[START MATERIALS PROVIDED]

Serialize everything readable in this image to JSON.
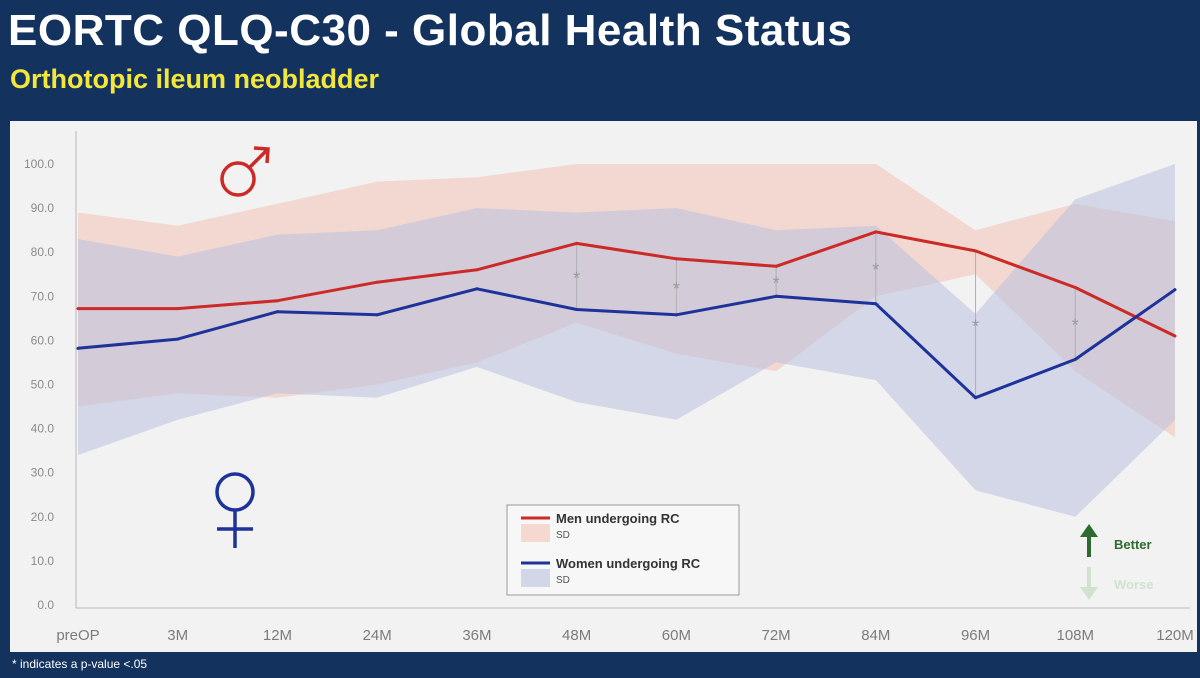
{
  "header": {
    "title": "EORTC QLQ-C30 - Global Health Status",
    "subtitle": "Orthotopic ileum neobladder"
  },
  "footnote": "* indicates a p-value <.05",
  "colors": {
    "men": "#cc2a26",
    "women": "#1e3399",
    "men_sd": "#f3c3b4",
    "women_sd": "#b9c1de",
    "better": "#2e6b2e",
    "worse": "#cfe3cf"
  },
  "icons": {
    "male": "male-symbol-icon",
    "female": "female-symbol-icon",
    "better": "arrow-up-icon",
    "worse": "arrow-down-icon"
  },
  "chart_data": {
    "type": "line",
    "title": "EORTC QLQ-C30 - Global Health Status",
    "subtitle": "Orthotopic ileum neobladder",
    "categories": [
      "preOP",
      "3M",
      "12M",
      "24M",
      "36M",
      "48M",
      "60M",
      "72M",
      "84M",
      "96M",
      "108M",
      "120M"
    ],
    "y_ticks": [
      "0.0",
      "10.0",
      "20.0",
      "30.0",
      "40.0",
      "50.0",
      "60.0",
      "70.0",
      "80.0",
      "90.0",
      "100.0"
    ],
    "ylim": [
      0,
      100
    ],
    "grid": false,
    "series": [
      {
        "name": "Men undergoing RC",
        "color": "#cc2a26",
        "values": [
          67.2,
          67.2,
          69.0,
          73.2,
          76.0,
          82.0,
          78.5,
          76.8,
          84.6,
          80.3,
          72.0,
          61.0
        ],
        "sd_upper": [
          89.0,
          86.0,
          91.0,
          96.0,
          97.0,
          100.0,
          100.0,
          100.0,
          100.0,
          85.0,
          91.0,
          87.0
        ],
        "sd_lower": [
          45.0,
          48.0,
          47.0,
          50.0,
          55.0,
          64.0,
          57.0,
          53.0,
          70.0,
          75.0,
          53.0,
          38.0
        ]
      },
      {
        "name": "Women undergoing RC",
        "color": "#1e3399",
        "values": [
          58.2,
          60.3,
          66.5,
          65.8,
          71.7,
          67.0,
          65.8,
          70.0,
          68.3,
          47.0,
          55.7,
          71.5
        ],
        "sd_upper": [
          83.0,
          79.0,
          84.0,
          85.0,
          90.0,
          89.0,
          90.0,
          85.0,
          86.0,
          66.0,
          92.0,
          100.0
        ],
        "sd_lower": [
          34.0,
          42.0,
          48.0,
          47.0,
          54.0,
          46.0,
          42.0,
          55.0,
          51.0,
          26.0,
          20.0,
          42.0
        ]
      }
    ],
    "significance_marker": "*",
    "significant_categories": [
      "48M",
      "60M",
      "72M",
      "84M",
      "96M",
      "108M"
    ],
    "legend": {
      "placement": "bottom-center",
      "men_label": "Men undergoing RC",
      "women_label": "Women undergoing RC",
      "sd_label": "SD"
    },
    "direction_indicator": {
      "better": "Better",
      "worse": "Worse"
    }
  }
}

[END MATERIALS PROVIDED]

WRITTEN REQUEST — Output the material word for word, omitting its pictures.

WRITTEN SOLUTION —
Serialize everything readable in this image to JSON.
{
  "header": {
    "title": "EORTC QLQ-C30 - Global Health Status",
    "subtitle": "Orthotopic ileum neobladder"
  },
  "footnote": "* indicates a p-value <.05",
  "colors": {
    "men": "#cc2a26",
    "women": "#1e3399",
    "men_sd": "#f3c3b4",
    "women_sd": "#b9c1de",
    "better": "#2e6b2e",
    "worse": "#cfe3cf"
  },
  "icons": {
    "male": "male-symbol-icon",
    "female": "female-symbol-icon",
    "better": "arrow-up-icon",
    "worse": "arrow-down-icon"
  },
  "chart_data": {
    "type": "line",
    "title": "EORTC QLQ-C30 - Global Health Status",
    "subtitle": "Orthotopic ileum neobladder",
    "categories": [
      "preOP",
      "3M",
      "12M",
      "24M",
      "36M",
      "48M",
      "60M",
      "72M",
      "84M",
      "96M",
      "108M",
      "120M"
    ],
    "y_ticks": [
      "0.0",
      "10.0",
      "20.0",
      "30.0",
      "40.0",
      "50.0",
      "60.0",
      "70.0",
      "80.0",
      "90.0",
      "100.0"
    ],
    "ylim": [
      0,
      100
    ],
    "grid": false,
    "series": [
      {
        "name": "Men undergoing RC",
        "color": "#cc2a26",
        "values": [
          67.2,
          67.2,
          69.0,
          73.2,
          76.0,
          82.0,
          78.5,
          76.8,
          84.6,
          80.3,
          72.0,
          61.0
        ],
        "sd_upper": [
          89.0,
          86.0,
          91.0,
          96.0,
          97.0,
          100.0,
          100.0,
          100.0,
          100.0,
          85.0,
          91.0,
          87.0
        ],
        "sd_lower": [
          45.0,
          48.0,
          47.0,
          50.0,
          55.0,
          64.0,
          57.0,
          53.0,
          70.0,
          75.0,
          53.0,
          38.0
        ]
      },
      {
        "name": "Women undergoing RC",
        "color": "#1e3399",
        "values": [
          58.2,
          60.3,
          66.5,
          65.8,
          71.7,
          67.0,
          65.8,
          70.0,
          68.3,
          47.0,
          55.7,
          71.5
        ],
        "sd_upper": [
          83.0,
          79.0,
          84.0,
          85.0,
          90.0,
          89.0,
          90.0,
          85.0,
          86.0,
          66.0,
          92.0,
          100.0
        ],
        "sd_lower": [
          34.0,
          42.0,
          48.0,
          47.0,
          54.0,
          46.0,
          42.0,
          55.0,
          51.0,
          26.0,
          20.0,
          42.0
        ]
      }
    ],
    "significance_marker": "*",
    "significant_categories": [
      "48M",
      "60M",
      "72M",
      "84M",
      "96M",
      "108M"
    ],
    "legend": {
      "placement": "bottom-center",
      "men_label": "Men undergoing RC",
      "women_label": "Women undergoing RC",
      "sd_label": "SD"
    },
    "direction_indicator": {
      "better": "Better",
      "worse": "Worse"
    }
  }
}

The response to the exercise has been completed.